──────── Texto extraído ────────
Geisel nada fez neste caso para enquadrar e punir os responsáveis. Em janeiro de 1976, uma outra morte, a do operário Manoel Fiel Filho, em condições idênticas às de Herzog, fez com que Geisel destituísse do comando do 2º Exército, general Ednardo D'Avilla Melo. A demissão representou a primeira ofensiva governamental contra os militares radicais.

Mas o episódio que garantiu a supremacia do presidente da República sobre os setores radicais que eram contrários ao projeto de liberalização ocorreu em outubro de 1977, com a demissão do ministro do Exército, general Sylvio Frota, que pretendia se impor como próximo presidente da República.

Crise da economia

Em 1974, o ciclo de prosperidade da economia brasileira chegou ao fim. O grande salto desenvolvimentista e o crescimento industrial e produtivo (o chamado "milagre econômico") duraram enquanto as condições internacionais eram favoráveis.

  • Na foto, o então presidente do Sindicato dos Metalúrgicos do ABC, Luiz Inácio Lula da Silva

O ciclo se encerrou quando os empréstimos estrangeiros se tornaram mais escassos, e quando o preço do petróleo aumentou significativamente. A crise se agravou e setores da burguesia industrial começaram a discordar dos rumos da política econômica. Em 1974, industriais paulistas lideraram a campanha pela desestatização da economia, a fim de que os recursos que o governo destinava às empresas estatais fossem transferidos para o setor privado.
──────── Extratos de dados ────────
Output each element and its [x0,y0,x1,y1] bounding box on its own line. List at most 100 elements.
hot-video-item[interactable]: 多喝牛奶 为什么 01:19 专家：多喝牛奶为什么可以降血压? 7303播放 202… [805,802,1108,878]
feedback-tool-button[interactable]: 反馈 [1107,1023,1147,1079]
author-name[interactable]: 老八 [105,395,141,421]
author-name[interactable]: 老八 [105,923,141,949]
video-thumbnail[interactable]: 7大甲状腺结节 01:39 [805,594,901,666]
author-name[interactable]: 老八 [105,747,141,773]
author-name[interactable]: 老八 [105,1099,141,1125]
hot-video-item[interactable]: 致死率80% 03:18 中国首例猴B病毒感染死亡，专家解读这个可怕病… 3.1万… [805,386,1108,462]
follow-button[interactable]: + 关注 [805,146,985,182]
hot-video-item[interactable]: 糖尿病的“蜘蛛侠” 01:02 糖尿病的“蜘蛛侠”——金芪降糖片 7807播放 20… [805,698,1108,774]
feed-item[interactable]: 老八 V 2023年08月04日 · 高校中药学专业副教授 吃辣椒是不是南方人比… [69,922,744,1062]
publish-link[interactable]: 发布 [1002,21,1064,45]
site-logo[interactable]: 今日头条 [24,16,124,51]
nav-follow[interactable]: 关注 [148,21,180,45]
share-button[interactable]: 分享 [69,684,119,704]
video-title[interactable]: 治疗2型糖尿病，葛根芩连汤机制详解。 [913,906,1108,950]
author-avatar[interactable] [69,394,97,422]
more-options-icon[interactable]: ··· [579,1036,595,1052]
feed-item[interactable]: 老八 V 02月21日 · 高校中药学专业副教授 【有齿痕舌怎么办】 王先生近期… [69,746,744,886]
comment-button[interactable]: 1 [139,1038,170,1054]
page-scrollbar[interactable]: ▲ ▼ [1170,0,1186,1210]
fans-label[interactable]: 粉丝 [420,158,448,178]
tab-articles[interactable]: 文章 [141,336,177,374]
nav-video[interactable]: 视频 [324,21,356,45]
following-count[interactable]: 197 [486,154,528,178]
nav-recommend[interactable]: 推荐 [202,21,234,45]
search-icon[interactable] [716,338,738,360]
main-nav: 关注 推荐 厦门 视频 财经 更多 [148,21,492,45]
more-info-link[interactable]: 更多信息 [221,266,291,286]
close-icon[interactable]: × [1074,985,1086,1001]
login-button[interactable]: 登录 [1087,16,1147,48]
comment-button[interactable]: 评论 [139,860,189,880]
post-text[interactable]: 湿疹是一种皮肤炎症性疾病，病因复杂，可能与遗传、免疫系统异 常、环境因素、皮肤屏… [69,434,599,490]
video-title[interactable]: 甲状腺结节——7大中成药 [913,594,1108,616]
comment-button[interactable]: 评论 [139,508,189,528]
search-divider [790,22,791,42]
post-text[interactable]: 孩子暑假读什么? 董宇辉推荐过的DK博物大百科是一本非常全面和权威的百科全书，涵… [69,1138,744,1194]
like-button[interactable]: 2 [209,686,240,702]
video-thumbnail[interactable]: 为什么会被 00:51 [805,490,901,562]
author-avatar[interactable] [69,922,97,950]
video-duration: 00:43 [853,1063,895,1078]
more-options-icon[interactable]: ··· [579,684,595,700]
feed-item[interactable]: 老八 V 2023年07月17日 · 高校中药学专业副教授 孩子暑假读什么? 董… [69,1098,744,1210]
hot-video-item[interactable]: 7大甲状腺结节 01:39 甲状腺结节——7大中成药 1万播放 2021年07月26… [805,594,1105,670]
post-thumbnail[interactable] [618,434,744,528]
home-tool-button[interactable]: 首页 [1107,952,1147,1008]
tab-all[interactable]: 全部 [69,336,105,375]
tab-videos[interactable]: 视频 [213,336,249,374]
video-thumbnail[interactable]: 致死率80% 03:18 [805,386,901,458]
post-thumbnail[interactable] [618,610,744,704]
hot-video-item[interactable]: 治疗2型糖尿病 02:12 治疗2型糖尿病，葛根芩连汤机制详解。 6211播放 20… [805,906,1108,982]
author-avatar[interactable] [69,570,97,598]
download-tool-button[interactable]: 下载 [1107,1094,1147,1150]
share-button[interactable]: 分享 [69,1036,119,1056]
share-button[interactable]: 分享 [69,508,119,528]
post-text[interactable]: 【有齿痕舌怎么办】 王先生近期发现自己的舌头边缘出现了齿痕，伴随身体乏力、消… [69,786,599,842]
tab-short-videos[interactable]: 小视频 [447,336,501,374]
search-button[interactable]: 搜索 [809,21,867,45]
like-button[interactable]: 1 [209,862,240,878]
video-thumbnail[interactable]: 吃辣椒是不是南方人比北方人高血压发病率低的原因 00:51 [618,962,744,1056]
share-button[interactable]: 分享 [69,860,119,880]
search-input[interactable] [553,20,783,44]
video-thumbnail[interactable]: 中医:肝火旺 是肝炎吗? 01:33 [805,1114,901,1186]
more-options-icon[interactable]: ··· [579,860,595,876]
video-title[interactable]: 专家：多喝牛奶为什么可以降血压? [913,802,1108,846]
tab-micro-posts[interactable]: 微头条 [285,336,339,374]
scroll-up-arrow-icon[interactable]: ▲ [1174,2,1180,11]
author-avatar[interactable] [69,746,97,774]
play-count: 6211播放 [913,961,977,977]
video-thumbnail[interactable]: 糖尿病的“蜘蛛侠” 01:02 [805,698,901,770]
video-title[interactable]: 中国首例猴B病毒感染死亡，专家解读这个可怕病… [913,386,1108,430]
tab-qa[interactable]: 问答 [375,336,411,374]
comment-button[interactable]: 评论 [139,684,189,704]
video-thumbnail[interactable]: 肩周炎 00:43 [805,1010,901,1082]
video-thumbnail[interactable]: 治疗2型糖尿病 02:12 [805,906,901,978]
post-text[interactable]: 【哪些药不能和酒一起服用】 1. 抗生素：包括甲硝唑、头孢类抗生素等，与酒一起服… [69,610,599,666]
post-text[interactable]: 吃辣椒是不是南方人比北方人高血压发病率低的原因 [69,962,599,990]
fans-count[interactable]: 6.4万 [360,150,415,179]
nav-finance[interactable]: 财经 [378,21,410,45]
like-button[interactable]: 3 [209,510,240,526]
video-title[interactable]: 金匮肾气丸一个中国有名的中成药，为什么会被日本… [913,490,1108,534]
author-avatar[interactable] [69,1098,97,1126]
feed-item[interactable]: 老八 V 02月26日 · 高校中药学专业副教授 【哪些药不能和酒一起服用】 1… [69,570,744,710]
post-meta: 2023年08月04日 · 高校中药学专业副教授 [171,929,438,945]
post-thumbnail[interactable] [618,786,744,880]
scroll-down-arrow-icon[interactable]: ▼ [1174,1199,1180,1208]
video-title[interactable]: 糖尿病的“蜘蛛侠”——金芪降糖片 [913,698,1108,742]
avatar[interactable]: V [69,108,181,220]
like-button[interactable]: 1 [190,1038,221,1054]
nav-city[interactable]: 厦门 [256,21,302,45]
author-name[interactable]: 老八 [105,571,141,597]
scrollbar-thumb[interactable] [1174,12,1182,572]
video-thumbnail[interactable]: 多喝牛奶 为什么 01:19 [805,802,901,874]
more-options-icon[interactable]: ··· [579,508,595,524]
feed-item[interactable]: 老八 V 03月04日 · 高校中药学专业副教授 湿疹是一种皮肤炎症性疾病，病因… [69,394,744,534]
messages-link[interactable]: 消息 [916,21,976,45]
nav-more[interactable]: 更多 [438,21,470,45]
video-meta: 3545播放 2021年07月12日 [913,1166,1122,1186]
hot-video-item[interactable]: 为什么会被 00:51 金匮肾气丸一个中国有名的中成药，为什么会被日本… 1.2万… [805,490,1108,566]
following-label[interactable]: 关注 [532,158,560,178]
────────
**O que fazer:**
Você pode continuar o texto sobre o governo Geisel e a crise econômica a partir da última frase apresentada? O material não tem nenhum papel nesta tarefa.

**Resultado da tarefa:**
O aumento do custo de vida e a contenção dos salários aumentaram o descontentamento dos trabalhadores. Nesse contexto, em 1978, os operários metalúrgicos da região do ABC paulista desencadearam o maior ciclo grevista da história do país. Não havia mais possibilidade de o governo conter as reivindicações dos trabalhadores e as exigências dos industriais.

Reorganização das oposições

No transcurso do governo Geisel, diversos setores da sociedade brasileira começaram a se reorganizar e se opor frontalmente à ditadura. O primeiro sinal de descontentamento popular ocorreu com a vitória expressiva do MDB nas eleições legislativas de novembro de 1974.

Com 72% dos votos válidos, o MDB conseguiu eleger 16 senadores, e aumentar sua bancada na Câmara Federal de 87 para 160 deputados. A vitória política do MDB, mesmo em condições de ausência de regras democráticas, deixou claro que, se o processo eleitoral fosse livre, a oposição conquistaria o poder.

Para evitar que o MDB avançasse nesta direção, em abril de 1977 o governo editou o Pacote de Abril que, entre outras medidas, alterava as regras eleitorais em benefício do governo.

Movimento estudantil

Outro importante setor oposicionista se originou do movimento estudantil. A partir de 1975, os estudantes universitários começaram a reconstruir as entidades e organizações estudantis representativas.

Estudantes lutaram por democracia e educação

  • Conheça as mobilizações com participação do movimento estudantil desde 1968

Até 1976, as atividades e manifestações estudantis se mantiveram restritas ao interior das universidades. A partir de 1977, porém, os estudantes saíram às ruas promovendo passeatas, atos públicos e manifestações exigindo "liberdades democráticas".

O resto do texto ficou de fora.